[Figure record extracts]
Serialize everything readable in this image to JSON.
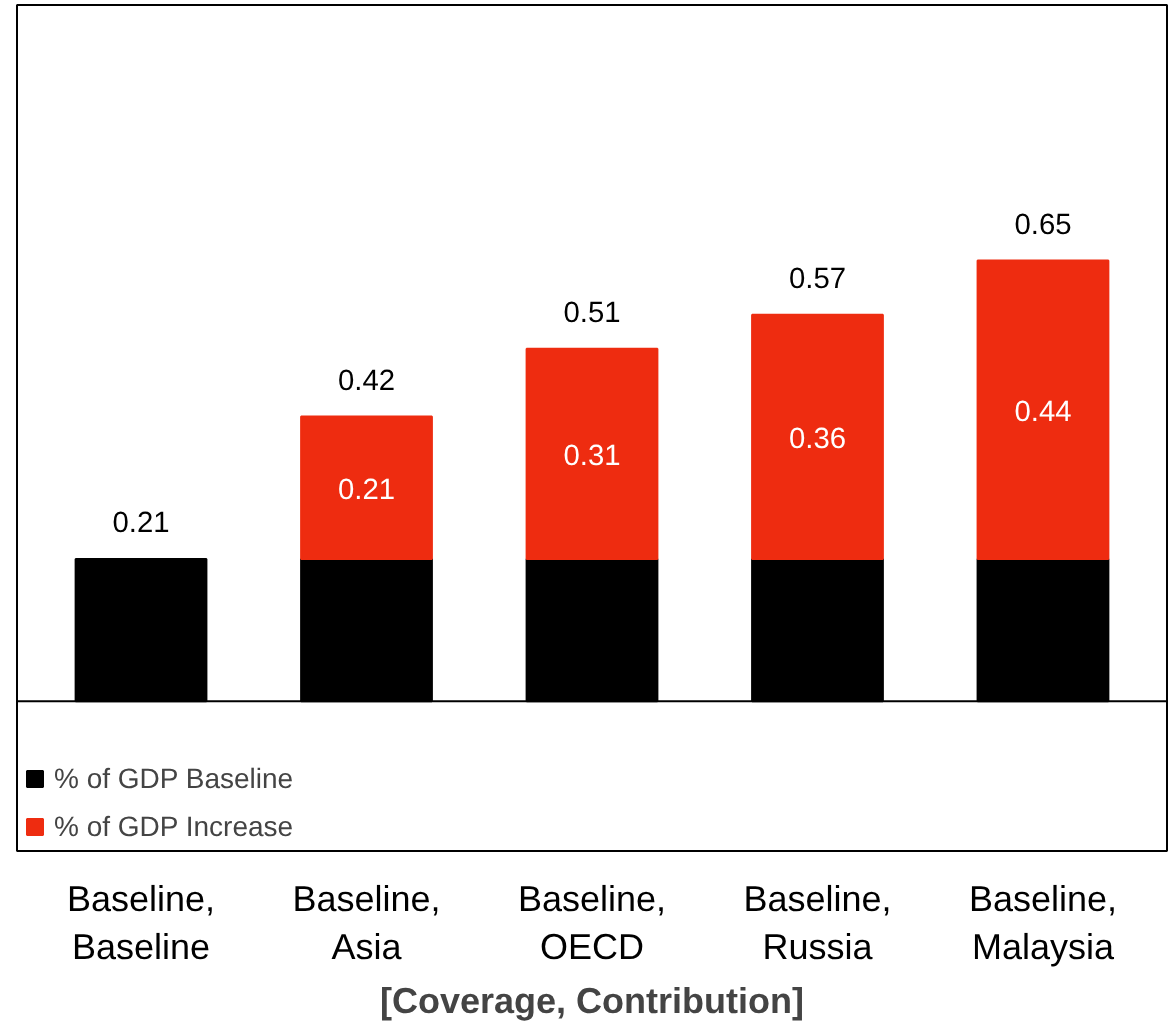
{
  "chart_data": {
    "type": "bar",
    "stacked": true,
    "xlabel": "[Coverage, Contribution]",
    "categories": [
      "Baseline,\nBaseline",
      "Baseline,\nAsia",
      "Baseline,\nOECD",
      "Baseline,\nRussia",
      "Baseline,\nMalaysia"
    ],
    "series": [
      {
        "name": "% of GDP Baseline",
        "color": "#000000",
        "values": [
          0.21,
          0.21,
          0.21,
          0.21,
          0.21
        ]
      },
      {
        "name": "% of GDP Increase",
        "color": "#ee2c10",
        "values": [
          null,
          0.21,
          0.31,
          0.36,
          0.44
        ],
        "value_labels": [
          null,
          "0.21",
          "0.31",
          "0.36",
          "0.44"
        ]
      }
    ],
    "totals": [
      "0.21",
      "0.42",
      "0.51",
      "0.57",
      "0.65"
    ],
    "legend": "bottom",
    "tick_labels": "x",
    "grid": false
  }
}
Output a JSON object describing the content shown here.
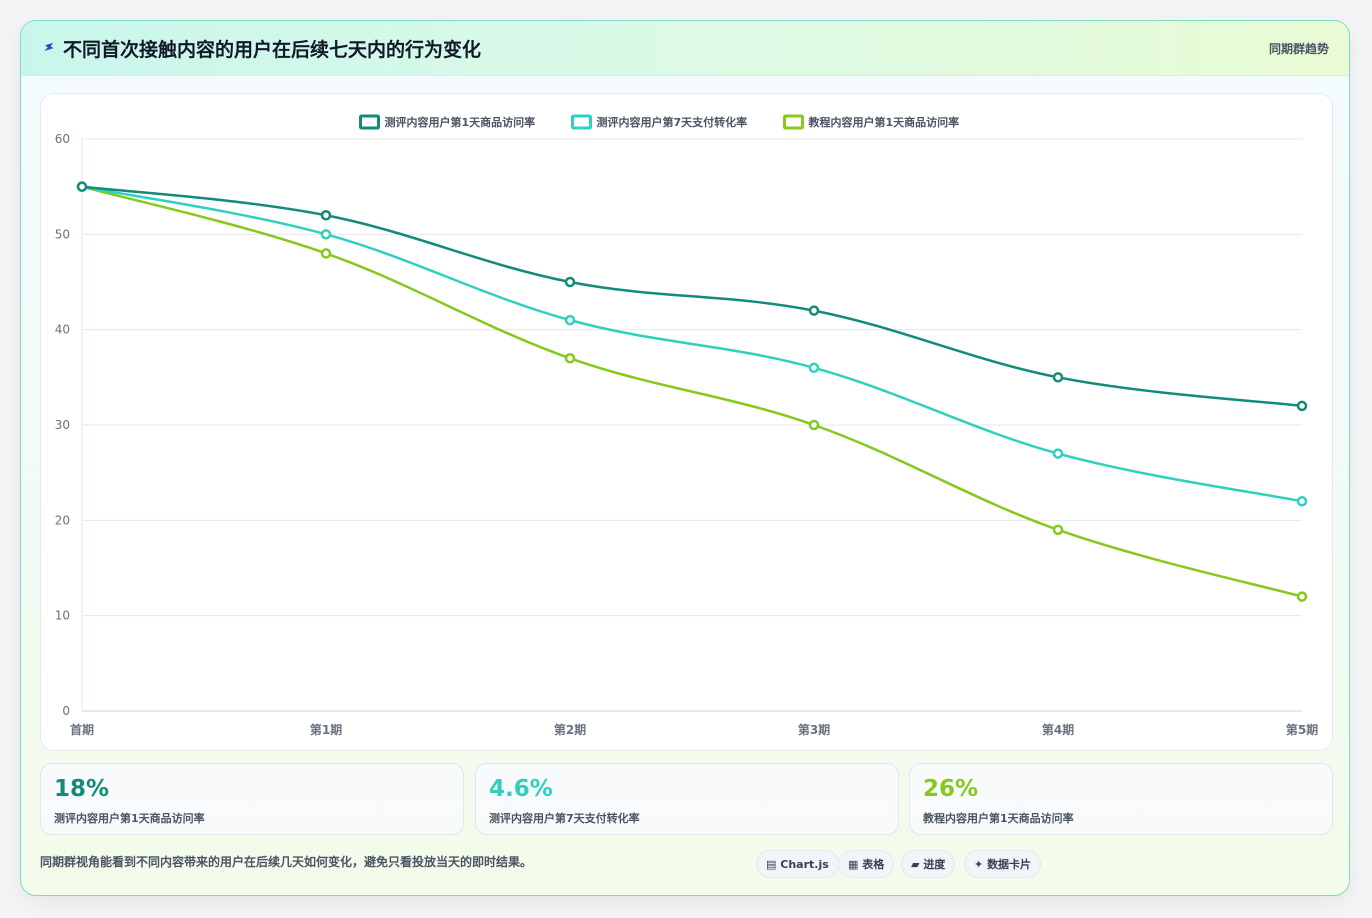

* To be done *
In the listing above, count each line that holds the string "JSON". Give the number only.

* Task response *
2